-- Short exercise --
Can you reproduce the whole mount protocol excerpt below, word for word?

A.2.  RPC Information

   Authentication
      The mount service uses AUTH_UNIX and AUTH_NONE style
      authentication only.

   Transport Protocols
      The mount service is supported on both UDP and TCP.

   Port Number
      Consult the server's portmapper, described in RFC 1057 </rfcs/rfc1057.html>, "RPC:
      Remote Procedure Call Protocol Specification", to find the port
      number on which the mount service is registered.

A.3.  Sizes of XDR Structures

   These are the sizes, given in decimal bytes, of various XDR
   structures used in the protocol:

           /* The maximum number of bytes in a pathname argument. */
           const MNTPATHLEN = 1024;

           /* The maximum number of bytes in a name argument. */
           const MNTNAMLEN = 255;

           /* The size in bytes of the opaque file handle. */
           const FHSIZE = 32;

A.4.  Basic Data Types

   This section presents the data types used by the mount protocol.  In
   many cases they are similar to the types used in NFS.

A.4.1.  fhandle

       typedef opaque fhandle[FHSIZE];

   The type "fhandle" is the file handle that the server passes to the
   client.  All file operations are done using file handles to refer to
   a file or directory.  The file handle can contain whatever
   information the server needs to distinguish an individual file.

   This is the same as the "fhandle" XDR definition in version 2 of the
   NFS protocol; see section "2.3.3. fhandle" under "Basic Data Types".

A.4.2.  fhstatus

       union fhstatus switch (unsigned status) {
       case 0:
           fhandle directory;
       default:
           void;
       }

   The type "fhstatus" is a union.  If a "status" of zero is returned,
   the call completed successfully, and a file handle for the
   "directory" follows.  A non-zero status indicates some sort of error.

-- A run of entries --
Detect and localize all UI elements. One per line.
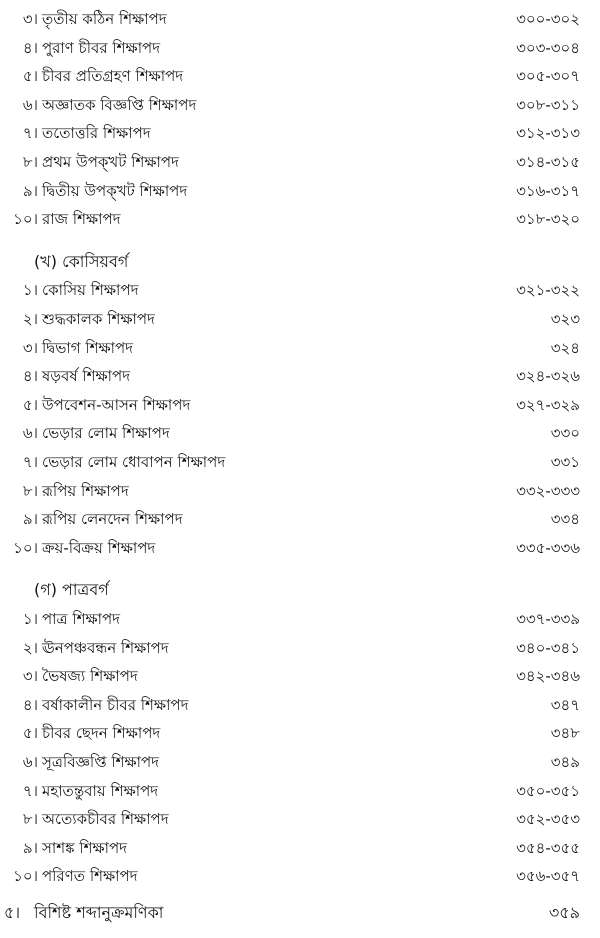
toc-entry [0, 149, 600, 175]
entry-page-range: ৩২৪ [550, 338, 580, 357]
toc-entry [0, 6, 600, 32]
entry-number: ৩। [22, 338, 38, 357]
entry-number: ১। [22, 281, 38, 300]
entry-number: ৮। [22, 810, 38, 829]
entry-page-range: ৩২৩ [550, 310, 580, 328]
toc-entry [0, 720, 600, 746]
toc-entry [0, 35, 600, 61]
entry-number: ৯। [22, 510, 38, 529]
entry-page-range: ৩২৪-৩২৬ [516, 367, 580, 386]
toc-entry [0, 835, 600, 861]
entry-page-range: ৩৫৬-৩৫৭ [516, 867, 580, 886]
entry-title: কোসিয় শিক্ষাপদ [42, 281, 139, 300]
entry-page-range: ৩৪২-৩৪৬ [516, 667, 580, 686]
entry-number: ১। [22, 610, 38, 628]
entry-number: ৯। [22, 181, 38, 200]
toc-entry [0, 120, 600, 146]
toc-entry [0, 506, 600, 532]
entry-number: ৩। [22, 10, 38, 28]
toc-entry [0, 335, 600, 361]
toc-entry [0, 178, 600, 204]
entry-page-range: ৩১৮-৩২০ [516, 210, 580, 229]
entry-page-range: ৩০৮-৩১১ [516, 95, 580, 114]
entry-page-range: ৩৪০-৩৪১ [516, 638, 580, 657]
entry-page-range: ৩৩৫-৩৩৬ [516, 538, 580, 557]
entry-number: ২। [22, 638, 38, 657]
toc-entry [0, 206, 600, 232]
entry-title: শুদ্ধকালক শিক্ষাপদ [42, 310, 155, 328]
entry-title: বিশিষ্ট শব্দানুক্রমণিকা [34, 903, 164, 922]
entry-number: ৪। [22, 38, 38, 57]
entry-title: ঊনপঞ্চবন্ধন শিক্ষাপদ [42, 638, 169, 657]
entry-page-range: ৩৩০ [550, 424, 580, 443]
entry-page-range: ৩৩১ [550, 453, 580, 471]
entry-title: চীবর প্রতিগ্রহণ শিক্ষাপদ [42, 67, 184, 86]
entry-title: সূত্রবিজ্ঞপ্তি শিক্ষাপদ [42, 753, 160, 771]
entry-number: ৪। [22, 695, 38, 714]
entry-number: ১০। [13, 538, 38, 557]
entry-number: ৫। [22, 67, 38, 86]
entry-title: ভেড়ার লোম ধোবাপন শিক্ষাপদ [42, 453, 226, 471]
entry-number: ৫। [22, 724, 38, 743]
entry-title: চীবর ছেদন শিক্ষাপদ [42, 724, 161, 743]
entry-page-range: ৩৫৯ [548, 903, 580, 922]
entry-page-range: ৩০৩-৩০৪ [516, 38, 580, 57]
entry-title: রাজ শিক্ষাপদ [42, 210, 121, 229]
entry-number: ৭। [22, 453, 38, 471]
toc-entry [0, 277, 600, 303]
entry-title: রূপিয় লেনদেন শিক্ষাপদ [42, 510, 183, 529]
toc-entry [0, 749, 600, 775]
toc-entry [0, 806, 600, 832]
toc-entry [0, 778, 600, 804]
entry-title: উপবেশন-আসন শিক্ষাপদ [42, 395, 191, 414]
entry-page-range: ৩২৭-৩২৯ [516, 395, 580, 414]
toc-entry [0, 863, 600, 889]
entry-number: ৭। [22, 781, 38, 800]
entry-number: ৭। [22, 124, 38, 143]
final-entry [0, 900, 600, 926]
toc-entry [0, 692, 600, 718]
entry-title: রূপিয় শিক্ষাপদ [42, 481, 129, 500]
entry-page-range: ৩৫০-৩৫১ [516, 781, 580, 800]
entry-number: ৩। [22, 667, 38, 686]
toc-entry [0, 92, 600, 118]
entry-page-range: ৩৪৯ [550, 753, 580, 771]
toc-entry [0, 449, 600, 475]
entry-page-range: ৩০৫-৩০৭ [516, 67, 580, 86]
toc-entry [0, 663, 600, 689]
toc-entry [0, 306, 600, 332]
entry-number: ১০। [13, 867, 38, 886]
entry-title: অজ্ঞাতক বিজ্ঞপ্তি শিক্ষাপদ [42, 95, 197, 114]
entry-title: দ্বিতীয় উপক্খট শিক্ষাপদ [42, 181, 188, 200]
entry-number: ৮। [22, 153, 38, 171]
entry-page-range: ৩১৬-৩১৭ [516, 181, 580, 200]
toc-entry [0, 535, 600, 561]
section-heading: (খ) কোসিয়বর্গ [34, 251, 129, 271]
entry-page-range: ৩১৪-৩১৫ [516, 153, 580, 171]
entry-number: ২। [22, 310, 38, 328]
toc-entry [0, 606, 600, 632]
entry-page-range: ৩১২-৩১৩ [516, 124, 580, 143]
entry-title: সাশঙ্ক শিক্ষাপদ [42, 838, 128, 857]
entry-number: ৮। [22, 481, 38, 500]
entry-title: প্রথম উপক্খট শিক্ষাপদ [42, 153, 179, 171]
entry-title: তৃতীয় কঠিন শিক্ষাপদ [42, 10, 167, 28]
entry-number: ৬। [22, 753, 38, 771]
entry-page-range: ৩২১-৩২২ [516, 281, 580, 300]
entry-title: ভৈষজ্য শিক্ষাপদ [42, 667, 138, 686]
entry-title: পুরাণ চীবর শিক্ষাপদ [42, 38, 161, 57]
entry-number: ৬। [22, 424, 38, 443]
entry-page-range: ৩৪৭ [550, 695, 580, 714]
entry-title: পাত্র শিক্ষাপদ [42, 610, 121, 628]
entry-number: ৬। [22, 95, 38, 114]
entry-page-range: ৩৪৮ [550, 724, 580, 743]
entry-title: পরিণত শিক্ষাপদ [42, 867, 138, 886]
entry-number: ৪। [22, 367, 38, 386]
entry-title: ষড়বর্ষ শিক্ষাপদ [42, 367, 131, 386]
entry-page-range: ৩০০-৩০২ [516, 10, 580, 28]
entry-number: ৫। [22, 395, 38, 414]
entry-title: দ্বিভাগ শিক্ষাপদ [42, 338, 134, 357]
entry-number: ৫। [4, 903, 21, 922]
entry-title: ভেড়ার লোম শিক্ষাপদ [42, 424, 170, 443]
entry-number: ৯। [22, 838, 38, 857]
entry-page-range: ৩৩৭-৩৩৯ [516, 610, 580, 628]
entry-title: ক্রয়-বিক্রয় শিক্ষাপদ [42, 538, 156, 557]
entry-title: মহাতন্তুবায় শিক্ষাপদ [42, 781, 159, 800]
toc-entry [0, 392, 600, 418]
entry-number: ১০। [13, 210, 38, 229]
entry-title: অত্যেকচীবর শিক্ষাপদ [42, 810, 169, 829]
entry-page-range: ৩৩২-৩৩৩ [516, 481, 580, 500]
entry-title: বর্ষাকালীন চীবর শিক্ষাপদ [42, 695, 189, 714]
toc-entry [0, 635, 600, 661]
entry-page-range: ৩৫৪-৩৫৫ [516, 838, 580, 857]
entry-page-range: ৩৫২-৩৫৩ [516, 810, 580, 829]
toc-entry [0, 420, 600, 446]
entry-page-range: ৩৩৪ [550, 510, 580, 529]
toc-entry [0, 478, 600, 504]
toc-entry [0, 63, 600, 89]
entry-title: ততোত্তরি শিক্ষাপদ [42, 124, 151, 143]
section-heading: (গ) পাত্রবর্গ [34, 580, 109, 600]
toc-entry [0, 363, 600, 389]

-- Exercise response --
A.2.  RPC Information

   Authentication
      The mount service uses AUTH_UNIX and AUTH_NONE style
      authentication only.

   Transport Protocols
      The mount service is supported on both UDP and TCP.

   Port Number
      Consult the server's portmapper, described in RFC 1057 </rfcs/rfc1057.html>, "RPC:
      Remote Procedure Call Protocol Specification", to find the port
      number on which the mount service is registered.

A.3.  Sizes of XDR Structures

   These are the sizes, given in decimal bytes, of various XDR
   structures used in the protocol:

           /* The maximum number of bytes in a pathname argument. */
           const MNTPATHLEN = 1024;

           /* The maximum number of bytes in a name argument. */
           const MNTNAMLEN = 255;

           /* The size in bytes of the opaque file handle. */
           const FHSIZE = 32;

A.4.  Basic Data Types

   This section presents the data types used by the mount protocol.  In
   many cases they are similar to the types used in NFS.

A.4.1.  fhandle

       typedef opaque fhandle[FHSIZE];

   The type "fhandle" is the file handle that the server passes to the
   client.  All file operations are done using file handles to refer to
   a file or directory.  The file handle can contain whatever
   information the server needs to distinguish an individual file.

   This is the same as the "fhandle" XDR definition in version 2 of the
   NFS protocol; see section "2.3.3. fhandle" under "Basic Data Types".

A.4.2.  fhstatus

       union fhstatus switch (unsigned status) {
       case 0:
           fhandle directory;
       default:
           void;
       }

   The type "fhstatus" is a union.  If a "status" of zero is returned,
   the call completed successfully, and a file handle for the
   "directory" follows.  A non-zero status indicates some sort of error.